# Some records:
⟨
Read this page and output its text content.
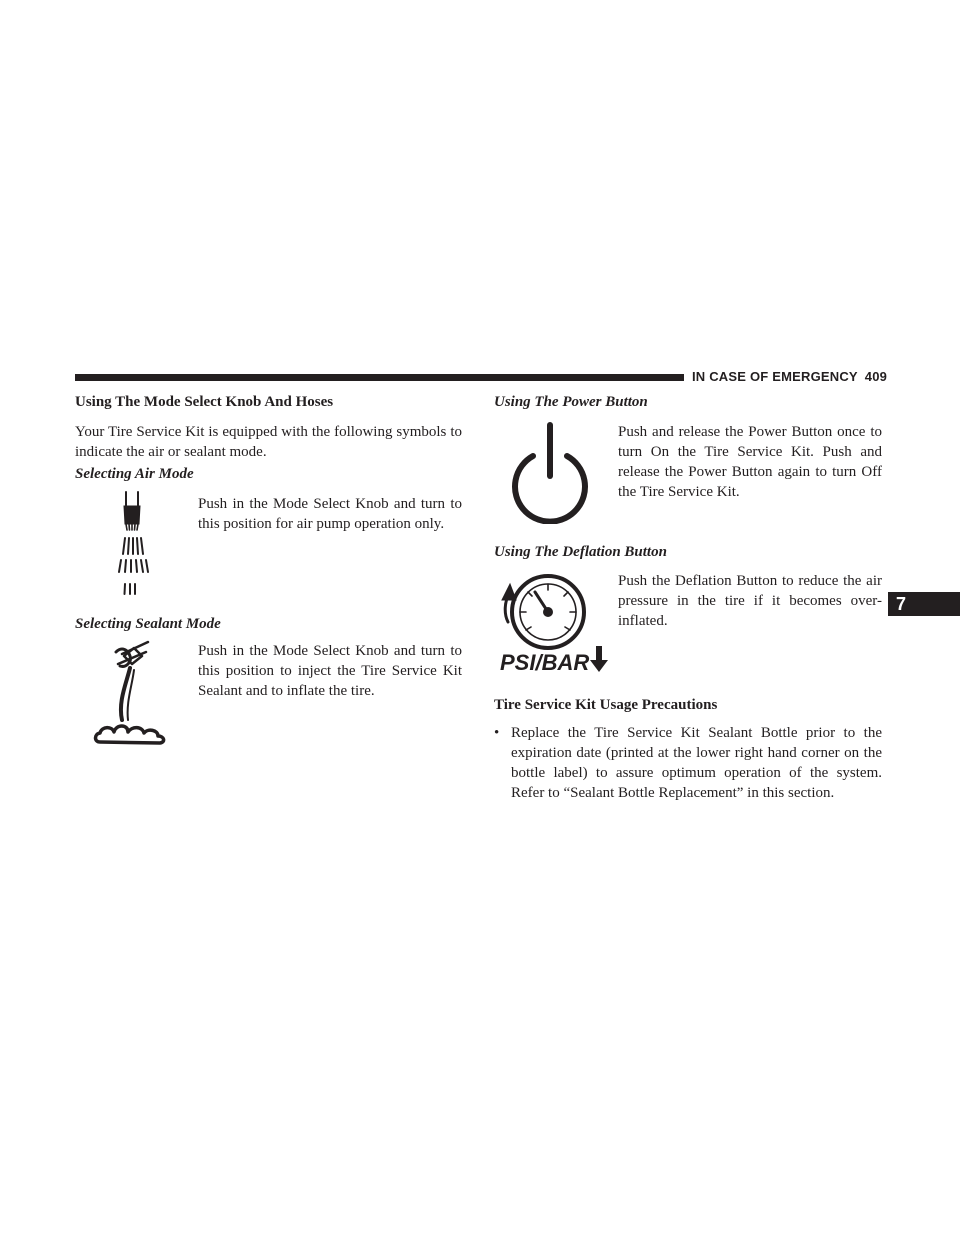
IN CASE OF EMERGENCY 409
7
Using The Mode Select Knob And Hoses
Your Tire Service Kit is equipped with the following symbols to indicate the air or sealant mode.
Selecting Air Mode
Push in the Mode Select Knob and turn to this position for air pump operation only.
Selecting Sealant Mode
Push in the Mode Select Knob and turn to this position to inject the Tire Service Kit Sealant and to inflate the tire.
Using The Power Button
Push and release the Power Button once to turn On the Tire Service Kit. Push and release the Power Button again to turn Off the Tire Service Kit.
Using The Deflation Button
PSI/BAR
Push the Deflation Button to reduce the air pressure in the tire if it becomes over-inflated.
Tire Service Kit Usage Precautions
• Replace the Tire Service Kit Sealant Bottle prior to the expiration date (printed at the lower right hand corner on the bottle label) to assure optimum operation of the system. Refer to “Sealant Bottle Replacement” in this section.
⟩
# Exercise objective:
Copy the whole of the material above exactly, but not its images.

# Answer to the task:
Read this page and output its text content.
IN CASE OF EMERGENCY 409
7
Using The Mode Select Knob And Hoses
Your Tire Service Kit is equipped with the following symbols to indicate the air or sealant mode.
Selecting Air Mode
Push in the Mode Select Knob and turn to this position for air pump operation only.
Selecting Sealant Mode
Push in the Mode Select Knob and turn to this position to inject the Tire Service Kit Sealant and to inflate the tire.
Using The Power Button
Push and release the Power Button once to turn On the Tire Service Kit. Push and release the Power Button again to turn Off the Tire Service Kit.
Using The Deflation Button
PSI/BAR
Push the Deflation Button to reduce the air pressure in the tire if it becomes over-inflated.
Tire Service Kit Usage Precautions
• Replace the Tire Service Kit Sealant Bottle prior to the expiration date (printed at the lower right hand corner on the bottle label) to assure optimum operation of the system. Refer to “Sealant Bottle Replacement” in this section.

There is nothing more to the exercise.